AIM
Report how many lines of the records below include the word "JSON". Give nothing but the number.

RECORDS SHOWN
#####

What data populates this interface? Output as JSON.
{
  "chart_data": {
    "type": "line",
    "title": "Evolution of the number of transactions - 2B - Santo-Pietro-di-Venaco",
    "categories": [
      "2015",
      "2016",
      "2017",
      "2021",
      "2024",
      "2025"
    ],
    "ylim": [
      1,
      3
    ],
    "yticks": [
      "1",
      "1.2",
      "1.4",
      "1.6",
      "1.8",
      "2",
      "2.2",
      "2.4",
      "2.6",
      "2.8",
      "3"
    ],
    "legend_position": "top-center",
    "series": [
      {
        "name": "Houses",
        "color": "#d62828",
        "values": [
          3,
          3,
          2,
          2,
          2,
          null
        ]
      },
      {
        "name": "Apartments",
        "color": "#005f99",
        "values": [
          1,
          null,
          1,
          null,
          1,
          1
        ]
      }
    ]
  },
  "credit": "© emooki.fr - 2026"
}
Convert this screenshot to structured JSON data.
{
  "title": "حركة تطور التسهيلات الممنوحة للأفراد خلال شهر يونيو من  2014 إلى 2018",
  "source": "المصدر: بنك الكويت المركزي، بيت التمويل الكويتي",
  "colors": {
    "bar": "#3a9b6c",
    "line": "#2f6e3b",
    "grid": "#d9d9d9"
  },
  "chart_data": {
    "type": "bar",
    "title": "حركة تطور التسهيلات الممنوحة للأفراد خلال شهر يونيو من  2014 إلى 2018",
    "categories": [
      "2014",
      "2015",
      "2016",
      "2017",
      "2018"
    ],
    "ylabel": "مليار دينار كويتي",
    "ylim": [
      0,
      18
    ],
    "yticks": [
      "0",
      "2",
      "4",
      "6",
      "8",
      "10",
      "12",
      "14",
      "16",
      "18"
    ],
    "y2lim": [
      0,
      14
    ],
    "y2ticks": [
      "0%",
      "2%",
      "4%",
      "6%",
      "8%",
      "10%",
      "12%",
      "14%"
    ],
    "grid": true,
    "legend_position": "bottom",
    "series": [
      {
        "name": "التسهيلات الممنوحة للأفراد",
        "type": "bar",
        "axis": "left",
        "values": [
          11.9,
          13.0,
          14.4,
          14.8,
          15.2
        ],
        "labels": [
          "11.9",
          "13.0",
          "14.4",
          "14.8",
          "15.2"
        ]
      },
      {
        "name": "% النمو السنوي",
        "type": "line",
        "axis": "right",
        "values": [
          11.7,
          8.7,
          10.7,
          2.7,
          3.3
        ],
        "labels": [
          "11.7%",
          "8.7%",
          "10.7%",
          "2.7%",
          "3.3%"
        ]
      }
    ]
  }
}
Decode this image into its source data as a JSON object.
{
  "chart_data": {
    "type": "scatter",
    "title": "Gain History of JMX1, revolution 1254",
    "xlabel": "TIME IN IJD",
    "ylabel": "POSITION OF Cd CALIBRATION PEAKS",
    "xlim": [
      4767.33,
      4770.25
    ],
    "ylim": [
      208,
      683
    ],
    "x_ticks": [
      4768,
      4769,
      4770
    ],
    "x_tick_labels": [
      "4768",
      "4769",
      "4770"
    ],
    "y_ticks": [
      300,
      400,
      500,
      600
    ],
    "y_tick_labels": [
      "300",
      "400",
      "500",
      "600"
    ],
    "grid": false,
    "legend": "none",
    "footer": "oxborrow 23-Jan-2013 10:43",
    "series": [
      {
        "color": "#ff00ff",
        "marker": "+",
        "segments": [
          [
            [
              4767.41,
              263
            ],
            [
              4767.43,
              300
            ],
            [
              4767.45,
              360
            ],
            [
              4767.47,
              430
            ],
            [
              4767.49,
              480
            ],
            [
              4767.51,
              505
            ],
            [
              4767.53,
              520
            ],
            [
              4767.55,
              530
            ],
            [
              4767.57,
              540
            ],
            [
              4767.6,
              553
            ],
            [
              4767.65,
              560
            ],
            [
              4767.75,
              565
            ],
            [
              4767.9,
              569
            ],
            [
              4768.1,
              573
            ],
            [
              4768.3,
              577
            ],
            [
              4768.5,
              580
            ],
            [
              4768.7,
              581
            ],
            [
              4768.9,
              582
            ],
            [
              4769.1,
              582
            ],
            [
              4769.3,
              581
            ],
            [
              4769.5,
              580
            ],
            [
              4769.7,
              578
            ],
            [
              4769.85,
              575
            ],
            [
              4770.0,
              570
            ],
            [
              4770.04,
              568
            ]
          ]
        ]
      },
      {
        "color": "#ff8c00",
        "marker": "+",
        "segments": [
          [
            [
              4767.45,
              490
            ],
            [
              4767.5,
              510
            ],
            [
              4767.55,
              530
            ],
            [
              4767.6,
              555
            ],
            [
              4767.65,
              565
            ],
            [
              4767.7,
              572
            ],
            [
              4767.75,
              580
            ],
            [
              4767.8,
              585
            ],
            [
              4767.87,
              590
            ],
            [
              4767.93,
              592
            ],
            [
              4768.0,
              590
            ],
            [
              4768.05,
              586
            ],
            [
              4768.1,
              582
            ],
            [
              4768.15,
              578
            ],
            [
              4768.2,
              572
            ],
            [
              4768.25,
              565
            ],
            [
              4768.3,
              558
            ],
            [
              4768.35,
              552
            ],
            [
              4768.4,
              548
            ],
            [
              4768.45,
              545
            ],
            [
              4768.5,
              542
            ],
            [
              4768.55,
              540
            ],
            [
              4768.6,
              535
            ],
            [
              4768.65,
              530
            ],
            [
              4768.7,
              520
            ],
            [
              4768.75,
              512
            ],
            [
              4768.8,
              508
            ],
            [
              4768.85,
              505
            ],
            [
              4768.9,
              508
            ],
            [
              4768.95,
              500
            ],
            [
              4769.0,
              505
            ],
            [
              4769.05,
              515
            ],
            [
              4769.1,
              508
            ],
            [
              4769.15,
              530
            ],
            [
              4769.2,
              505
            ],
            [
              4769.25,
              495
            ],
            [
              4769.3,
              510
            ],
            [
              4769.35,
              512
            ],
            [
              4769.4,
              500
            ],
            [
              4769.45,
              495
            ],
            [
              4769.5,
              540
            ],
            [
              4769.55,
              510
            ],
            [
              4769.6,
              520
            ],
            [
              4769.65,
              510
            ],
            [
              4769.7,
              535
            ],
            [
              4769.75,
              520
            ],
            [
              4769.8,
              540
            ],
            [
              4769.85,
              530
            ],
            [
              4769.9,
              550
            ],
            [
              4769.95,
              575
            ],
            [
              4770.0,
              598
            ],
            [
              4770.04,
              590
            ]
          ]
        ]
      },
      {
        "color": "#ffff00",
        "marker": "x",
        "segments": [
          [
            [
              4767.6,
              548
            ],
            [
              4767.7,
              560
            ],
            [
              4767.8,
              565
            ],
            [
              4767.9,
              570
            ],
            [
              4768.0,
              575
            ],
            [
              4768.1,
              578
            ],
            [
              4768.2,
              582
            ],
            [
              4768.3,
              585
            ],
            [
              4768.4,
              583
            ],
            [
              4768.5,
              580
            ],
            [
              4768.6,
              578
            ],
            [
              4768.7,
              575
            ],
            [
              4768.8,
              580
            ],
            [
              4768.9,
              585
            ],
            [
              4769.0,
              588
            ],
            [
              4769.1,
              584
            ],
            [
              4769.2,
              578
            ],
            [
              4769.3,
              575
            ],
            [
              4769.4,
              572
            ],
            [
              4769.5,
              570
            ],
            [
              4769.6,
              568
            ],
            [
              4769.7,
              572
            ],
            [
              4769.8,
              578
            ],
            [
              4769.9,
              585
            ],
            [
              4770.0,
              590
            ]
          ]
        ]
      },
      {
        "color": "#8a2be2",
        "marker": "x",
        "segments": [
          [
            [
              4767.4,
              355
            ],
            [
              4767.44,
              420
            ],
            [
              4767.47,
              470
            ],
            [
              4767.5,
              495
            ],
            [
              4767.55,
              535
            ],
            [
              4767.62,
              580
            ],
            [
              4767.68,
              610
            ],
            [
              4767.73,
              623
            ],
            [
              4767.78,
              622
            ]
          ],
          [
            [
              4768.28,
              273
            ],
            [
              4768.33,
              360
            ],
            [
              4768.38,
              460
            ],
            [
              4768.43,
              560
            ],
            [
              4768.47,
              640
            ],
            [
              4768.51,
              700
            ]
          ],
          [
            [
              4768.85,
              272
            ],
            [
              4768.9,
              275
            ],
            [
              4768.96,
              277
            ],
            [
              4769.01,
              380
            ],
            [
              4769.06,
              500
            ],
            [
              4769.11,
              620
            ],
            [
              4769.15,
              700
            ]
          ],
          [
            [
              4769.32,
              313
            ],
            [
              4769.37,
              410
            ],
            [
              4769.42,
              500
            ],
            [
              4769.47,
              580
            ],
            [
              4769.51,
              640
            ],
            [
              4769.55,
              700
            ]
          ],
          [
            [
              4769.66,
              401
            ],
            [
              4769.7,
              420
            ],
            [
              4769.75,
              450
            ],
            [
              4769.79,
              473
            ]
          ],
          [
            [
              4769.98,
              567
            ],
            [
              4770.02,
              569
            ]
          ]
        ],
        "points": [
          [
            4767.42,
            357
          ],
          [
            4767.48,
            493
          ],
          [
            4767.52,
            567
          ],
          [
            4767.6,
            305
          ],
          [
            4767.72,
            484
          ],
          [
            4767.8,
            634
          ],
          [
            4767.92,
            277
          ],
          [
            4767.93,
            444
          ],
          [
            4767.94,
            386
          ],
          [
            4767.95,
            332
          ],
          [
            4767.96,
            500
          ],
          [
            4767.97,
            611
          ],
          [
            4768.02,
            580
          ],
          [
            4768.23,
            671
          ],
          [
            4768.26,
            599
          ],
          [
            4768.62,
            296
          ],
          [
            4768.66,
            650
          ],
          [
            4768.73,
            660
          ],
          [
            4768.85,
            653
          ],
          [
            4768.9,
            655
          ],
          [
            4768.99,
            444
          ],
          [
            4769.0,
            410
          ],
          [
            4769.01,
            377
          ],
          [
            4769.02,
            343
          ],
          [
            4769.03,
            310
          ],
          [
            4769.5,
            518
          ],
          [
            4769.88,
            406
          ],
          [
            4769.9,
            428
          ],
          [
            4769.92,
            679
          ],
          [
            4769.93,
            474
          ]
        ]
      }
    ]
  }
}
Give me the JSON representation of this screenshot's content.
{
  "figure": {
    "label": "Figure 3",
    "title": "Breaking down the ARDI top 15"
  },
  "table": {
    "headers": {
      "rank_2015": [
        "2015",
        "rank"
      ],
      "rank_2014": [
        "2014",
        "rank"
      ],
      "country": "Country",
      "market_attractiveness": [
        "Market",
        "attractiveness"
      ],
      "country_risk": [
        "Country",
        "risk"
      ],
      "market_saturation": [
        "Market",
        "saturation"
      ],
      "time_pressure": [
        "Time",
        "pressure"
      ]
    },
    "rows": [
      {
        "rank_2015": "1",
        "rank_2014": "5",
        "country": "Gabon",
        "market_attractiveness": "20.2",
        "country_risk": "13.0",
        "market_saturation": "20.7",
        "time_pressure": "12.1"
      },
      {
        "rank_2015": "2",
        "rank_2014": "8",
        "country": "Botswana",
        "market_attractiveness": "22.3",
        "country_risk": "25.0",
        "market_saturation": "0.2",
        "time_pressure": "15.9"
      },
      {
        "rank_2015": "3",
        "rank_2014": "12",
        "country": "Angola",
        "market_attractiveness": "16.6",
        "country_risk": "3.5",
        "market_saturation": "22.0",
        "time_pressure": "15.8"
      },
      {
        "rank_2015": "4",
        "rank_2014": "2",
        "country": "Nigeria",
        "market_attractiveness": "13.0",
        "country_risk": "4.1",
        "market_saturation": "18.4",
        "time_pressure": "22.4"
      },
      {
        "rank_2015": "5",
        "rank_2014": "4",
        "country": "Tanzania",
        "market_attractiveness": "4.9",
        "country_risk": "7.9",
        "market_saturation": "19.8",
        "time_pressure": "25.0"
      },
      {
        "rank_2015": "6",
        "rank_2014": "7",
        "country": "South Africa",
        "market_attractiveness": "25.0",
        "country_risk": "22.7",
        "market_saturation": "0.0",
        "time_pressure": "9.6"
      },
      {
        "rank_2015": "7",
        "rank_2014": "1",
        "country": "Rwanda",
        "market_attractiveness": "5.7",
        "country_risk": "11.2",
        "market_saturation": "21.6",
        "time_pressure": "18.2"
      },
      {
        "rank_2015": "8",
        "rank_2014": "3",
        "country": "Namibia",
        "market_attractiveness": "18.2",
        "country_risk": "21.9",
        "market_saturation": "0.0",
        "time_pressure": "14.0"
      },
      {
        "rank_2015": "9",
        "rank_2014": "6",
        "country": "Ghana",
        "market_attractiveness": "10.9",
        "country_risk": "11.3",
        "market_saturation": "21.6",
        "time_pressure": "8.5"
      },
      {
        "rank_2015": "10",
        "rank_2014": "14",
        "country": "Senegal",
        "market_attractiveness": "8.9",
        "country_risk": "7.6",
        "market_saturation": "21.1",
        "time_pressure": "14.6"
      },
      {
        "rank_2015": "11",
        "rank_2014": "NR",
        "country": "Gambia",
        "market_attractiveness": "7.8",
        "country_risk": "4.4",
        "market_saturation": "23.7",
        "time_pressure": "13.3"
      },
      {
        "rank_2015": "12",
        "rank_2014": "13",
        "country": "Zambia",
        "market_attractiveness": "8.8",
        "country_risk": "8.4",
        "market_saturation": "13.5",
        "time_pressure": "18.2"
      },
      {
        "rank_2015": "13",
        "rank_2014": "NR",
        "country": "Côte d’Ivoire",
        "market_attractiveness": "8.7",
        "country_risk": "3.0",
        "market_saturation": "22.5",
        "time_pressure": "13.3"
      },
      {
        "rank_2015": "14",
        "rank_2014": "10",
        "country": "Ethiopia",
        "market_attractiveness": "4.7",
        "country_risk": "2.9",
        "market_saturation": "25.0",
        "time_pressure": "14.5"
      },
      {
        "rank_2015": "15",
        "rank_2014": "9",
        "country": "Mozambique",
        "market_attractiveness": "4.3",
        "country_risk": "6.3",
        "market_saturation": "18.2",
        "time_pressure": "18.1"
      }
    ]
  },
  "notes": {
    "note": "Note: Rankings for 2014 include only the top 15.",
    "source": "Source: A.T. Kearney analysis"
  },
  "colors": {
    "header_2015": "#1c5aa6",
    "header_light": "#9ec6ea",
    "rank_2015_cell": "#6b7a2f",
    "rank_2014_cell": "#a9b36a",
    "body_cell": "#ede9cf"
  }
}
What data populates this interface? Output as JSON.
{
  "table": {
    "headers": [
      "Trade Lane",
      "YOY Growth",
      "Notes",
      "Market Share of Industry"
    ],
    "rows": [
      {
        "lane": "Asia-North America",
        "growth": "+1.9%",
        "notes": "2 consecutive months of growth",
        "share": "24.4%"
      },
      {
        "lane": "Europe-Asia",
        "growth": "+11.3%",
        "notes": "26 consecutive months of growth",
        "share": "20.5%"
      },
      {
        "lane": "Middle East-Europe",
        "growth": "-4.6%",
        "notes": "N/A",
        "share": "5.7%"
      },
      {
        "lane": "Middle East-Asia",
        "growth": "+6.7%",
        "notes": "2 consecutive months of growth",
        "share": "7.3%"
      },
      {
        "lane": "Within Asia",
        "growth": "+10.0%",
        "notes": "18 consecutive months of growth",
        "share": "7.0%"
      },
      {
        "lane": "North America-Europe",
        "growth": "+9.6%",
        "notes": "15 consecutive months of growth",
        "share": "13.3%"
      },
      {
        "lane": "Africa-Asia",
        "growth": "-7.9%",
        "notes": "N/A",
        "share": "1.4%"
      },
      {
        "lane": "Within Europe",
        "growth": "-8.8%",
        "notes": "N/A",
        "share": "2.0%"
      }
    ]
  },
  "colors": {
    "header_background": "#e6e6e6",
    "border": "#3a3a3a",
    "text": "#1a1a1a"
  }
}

#####

TASK RESULT
5